• [INSTRUCTION]: Without the images, write out all of the following entries exactly.

• [SUPPLIED RECORDS]:
##########

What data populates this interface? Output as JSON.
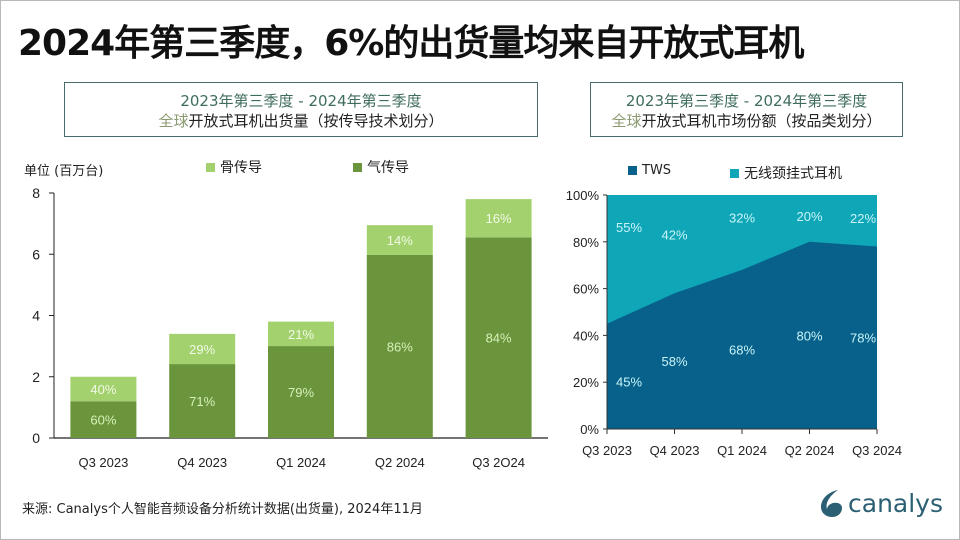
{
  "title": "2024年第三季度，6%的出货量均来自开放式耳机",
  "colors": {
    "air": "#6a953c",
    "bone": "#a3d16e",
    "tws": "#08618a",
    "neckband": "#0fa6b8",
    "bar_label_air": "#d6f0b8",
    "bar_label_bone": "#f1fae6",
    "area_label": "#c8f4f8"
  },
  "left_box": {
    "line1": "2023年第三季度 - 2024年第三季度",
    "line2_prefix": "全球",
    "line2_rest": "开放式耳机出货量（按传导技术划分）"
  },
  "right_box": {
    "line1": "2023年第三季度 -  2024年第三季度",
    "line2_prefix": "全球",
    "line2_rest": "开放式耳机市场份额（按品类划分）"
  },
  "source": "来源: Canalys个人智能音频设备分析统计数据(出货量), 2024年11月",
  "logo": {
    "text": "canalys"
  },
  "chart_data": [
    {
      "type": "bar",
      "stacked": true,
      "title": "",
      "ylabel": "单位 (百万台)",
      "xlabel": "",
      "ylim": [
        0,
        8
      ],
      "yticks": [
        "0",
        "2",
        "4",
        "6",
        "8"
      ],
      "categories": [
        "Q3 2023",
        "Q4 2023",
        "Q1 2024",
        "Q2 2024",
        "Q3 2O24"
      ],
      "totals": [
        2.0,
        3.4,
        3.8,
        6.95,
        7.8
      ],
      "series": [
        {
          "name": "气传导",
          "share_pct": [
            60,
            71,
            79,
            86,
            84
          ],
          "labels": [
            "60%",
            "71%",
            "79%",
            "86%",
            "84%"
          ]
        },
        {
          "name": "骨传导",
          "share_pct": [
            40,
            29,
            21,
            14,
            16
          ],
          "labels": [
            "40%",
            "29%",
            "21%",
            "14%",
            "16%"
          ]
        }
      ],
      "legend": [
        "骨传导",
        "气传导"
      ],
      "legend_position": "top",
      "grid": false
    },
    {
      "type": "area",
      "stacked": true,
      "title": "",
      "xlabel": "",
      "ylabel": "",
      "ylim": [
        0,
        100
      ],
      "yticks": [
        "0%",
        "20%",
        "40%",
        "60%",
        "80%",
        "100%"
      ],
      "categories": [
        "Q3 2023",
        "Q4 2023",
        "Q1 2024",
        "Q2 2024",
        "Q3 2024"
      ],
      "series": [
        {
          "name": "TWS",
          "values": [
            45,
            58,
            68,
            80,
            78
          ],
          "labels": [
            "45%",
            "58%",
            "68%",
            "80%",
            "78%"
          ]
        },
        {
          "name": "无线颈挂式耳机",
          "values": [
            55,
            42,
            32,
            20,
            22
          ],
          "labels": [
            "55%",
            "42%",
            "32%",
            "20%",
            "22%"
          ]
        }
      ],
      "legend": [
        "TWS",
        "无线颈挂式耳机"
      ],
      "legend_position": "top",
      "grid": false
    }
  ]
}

##########

• [RESPONSE FOR THIS EXERCISE]:
What data populates this interface? Output as JSON.
{
  "title": "2024年第三季度，6%的出货量均来自开放式耳机",
  "colors": {
    "air": "#6a953c",
    "bone": "#a3d16e",
    "tws": "#08618a",
    "neckband": "#0fa6b8",
    "bar_label_air": "#d6f0b8",
    "bar_label_bone": "#f1fae6",
    "area_label": "#c8f4f8"
  },
  "left_box": {
    "line1": "2023年第三季度 - 2024年第三季度",
    "line2_prefix": "全球",
    "line2_rest": "开放式耳机出货量（按传导技术划分）"
  },
  "right_box": {
    "line1": "2023年第三季度 -  2024年第三季度",
    "line2_prefix": "全球",
    "line2_rest": "开放式耳机市场份额（按品类划分）"
  },
  "source": "来源: Canalys个人智能音频设备分析统计数据(出货量), 2024年11月",
  "logo": {
    "text": "canalys"
  },
  "chart_data": [
    {
      "type": "bar",
      "stacked": true,
      "title": "",
      "ylabel": "单位 (百万台)",
      "xlabel": "",
      "ylim": [
        0,
        8
      ],
      "yticks": [
        "0",
        "2",
        "4",
        "6",
        "8"
      ],
      "categories": [
        "Q3 2023",
        "Q4 2023",
        "Q1 2024",
        "Q2 2024",
        "Q3 2O24"
      ],
      "totals": [
        2.0,
        3.4,
        3.8,
        6.95,
        7.8
      ],
      "series": [
        {
          "name": "气传导",
          "share_pct": [
            60,
            71,
            79,
            86,
            84
          ],
          "labels": [
            "60%",
            "71%",
            "79%",
            "86%",
            "84%"
          ]
        },
        {
          "name": "骨传导",
          "share_pct": [
            40,
            29,
            21,
            14,
            16
          ],
          "labels": [
            "40%",
            "29%",
            "21%",
            "14%",
            "16%"
          ]
        }
      ],
      "legend": [
        "骨传导",
        "气传导"
      ],
      "legend_position": "top",
      "grid": false
    },
    {
      "type": "area",
      "stacked": true,
      "title": "",
      "xlabel": "",
      "ylabel": "",
      "ylim": [
        0,
        100
      ],
      "yticks": [
        "0%",
        "20%",
        "40%",
        "60%",
        "80%",
        "100%"
      ],
      "categories": [
        "Q3 2023",
        "Q4 2023",
        "Q1 2024",
        "Q2 2024",
        "Q3 2024"
      ],
      "series": [
        {
          "name": "TWS",
          "values": [
            45,
            58,
            68,
            80,
            78
          ],
          "labels": [
            "45%",
            "58%",
            "68%",
            "80%",
            "78%"
          ]
        },
        {
          "name": "无线颈挂式耳机",
          "values": [
            55,
            42,
            32,
            20,
            22
          ],
          "labels": [
            "55%",
            "42%",
            "32%",
            "20%",
            "22%"
          ]
        }
      ],
      "legend": [
        "TWS",
        "无线颈挂式耳机"
      ],
      "legend_position": "top",
      "grid": false
    }
  ]
}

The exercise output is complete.